● **TASK TO CARRY OUT**: Copy each line that contains the string "from".

— Start WORKING DATA —

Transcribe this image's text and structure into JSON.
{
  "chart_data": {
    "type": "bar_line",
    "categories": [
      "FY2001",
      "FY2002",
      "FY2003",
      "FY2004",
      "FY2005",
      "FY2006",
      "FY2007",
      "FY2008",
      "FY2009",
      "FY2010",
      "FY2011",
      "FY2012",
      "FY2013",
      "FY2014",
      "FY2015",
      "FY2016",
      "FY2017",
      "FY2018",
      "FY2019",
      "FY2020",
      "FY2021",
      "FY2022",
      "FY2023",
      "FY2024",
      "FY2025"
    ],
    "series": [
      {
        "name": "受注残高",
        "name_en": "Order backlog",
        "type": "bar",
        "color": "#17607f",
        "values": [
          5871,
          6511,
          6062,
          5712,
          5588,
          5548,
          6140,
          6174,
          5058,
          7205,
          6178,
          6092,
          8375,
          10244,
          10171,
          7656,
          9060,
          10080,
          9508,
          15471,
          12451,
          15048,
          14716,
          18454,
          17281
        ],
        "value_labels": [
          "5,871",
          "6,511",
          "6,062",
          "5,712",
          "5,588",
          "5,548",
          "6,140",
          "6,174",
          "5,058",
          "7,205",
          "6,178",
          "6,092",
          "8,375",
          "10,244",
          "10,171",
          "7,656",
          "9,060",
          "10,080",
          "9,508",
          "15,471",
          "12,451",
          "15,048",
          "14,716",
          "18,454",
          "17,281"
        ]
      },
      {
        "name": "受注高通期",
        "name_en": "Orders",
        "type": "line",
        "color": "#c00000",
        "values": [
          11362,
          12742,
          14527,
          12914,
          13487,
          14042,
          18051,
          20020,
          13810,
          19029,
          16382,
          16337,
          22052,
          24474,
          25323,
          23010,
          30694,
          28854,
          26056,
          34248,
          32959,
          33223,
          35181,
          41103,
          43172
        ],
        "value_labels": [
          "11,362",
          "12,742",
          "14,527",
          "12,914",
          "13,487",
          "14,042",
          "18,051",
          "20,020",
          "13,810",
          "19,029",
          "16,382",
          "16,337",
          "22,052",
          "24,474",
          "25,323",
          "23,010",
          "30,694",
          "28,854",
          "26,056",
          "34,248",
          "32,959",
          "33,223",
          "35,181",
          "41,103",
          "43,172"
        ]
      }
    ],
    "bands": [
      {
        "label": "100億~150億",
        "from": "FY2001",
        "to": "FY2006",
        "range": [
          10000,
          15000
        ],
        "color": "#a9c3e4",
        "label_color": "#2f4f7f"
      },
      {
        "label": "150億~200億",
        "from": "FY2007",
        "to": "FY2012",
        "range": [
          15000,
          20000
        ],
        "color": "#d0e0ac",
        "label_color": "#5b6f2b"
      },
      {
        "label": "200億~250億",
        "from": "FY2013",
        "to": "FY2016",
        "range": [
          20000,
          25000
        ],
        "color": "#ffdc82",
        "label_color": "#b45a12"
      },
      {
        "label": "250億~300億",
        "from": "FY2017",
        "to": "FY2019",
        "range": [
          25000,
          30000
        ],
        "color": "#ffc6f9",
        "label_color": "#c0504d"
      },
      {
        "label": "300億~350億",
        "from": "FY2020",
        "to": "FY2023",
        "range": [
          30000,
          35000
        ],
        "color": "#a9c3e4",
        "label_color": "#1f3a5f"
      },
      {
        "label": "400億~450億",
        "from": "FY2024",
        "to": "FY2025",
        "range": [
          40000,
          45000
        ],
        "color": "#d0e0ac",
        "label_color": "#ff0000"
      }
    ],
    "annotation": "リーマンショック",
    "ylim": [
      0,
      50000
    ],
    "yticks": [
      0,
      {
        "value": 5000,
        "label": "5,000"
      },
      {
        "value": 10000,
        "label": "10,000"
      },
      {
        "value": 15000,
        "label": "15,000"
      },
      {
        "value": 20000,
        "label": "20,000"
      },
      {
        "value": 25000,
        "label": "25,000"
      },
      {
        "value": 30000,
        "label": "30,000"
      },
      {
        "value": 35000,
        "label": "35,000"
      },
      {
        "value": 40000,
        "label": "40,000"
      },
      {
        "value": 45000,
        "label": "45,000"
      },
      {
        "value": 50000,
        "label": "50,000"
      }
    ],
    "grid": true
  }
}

— End WORKING DATA —

● **SOLVED EXERCISE**:
        "from": "FY2001",
        "from": "FY2007",
        "from": "FY2013",
        "from": "FY2017",
        "from": "FY2020",
        "from": "FY2024",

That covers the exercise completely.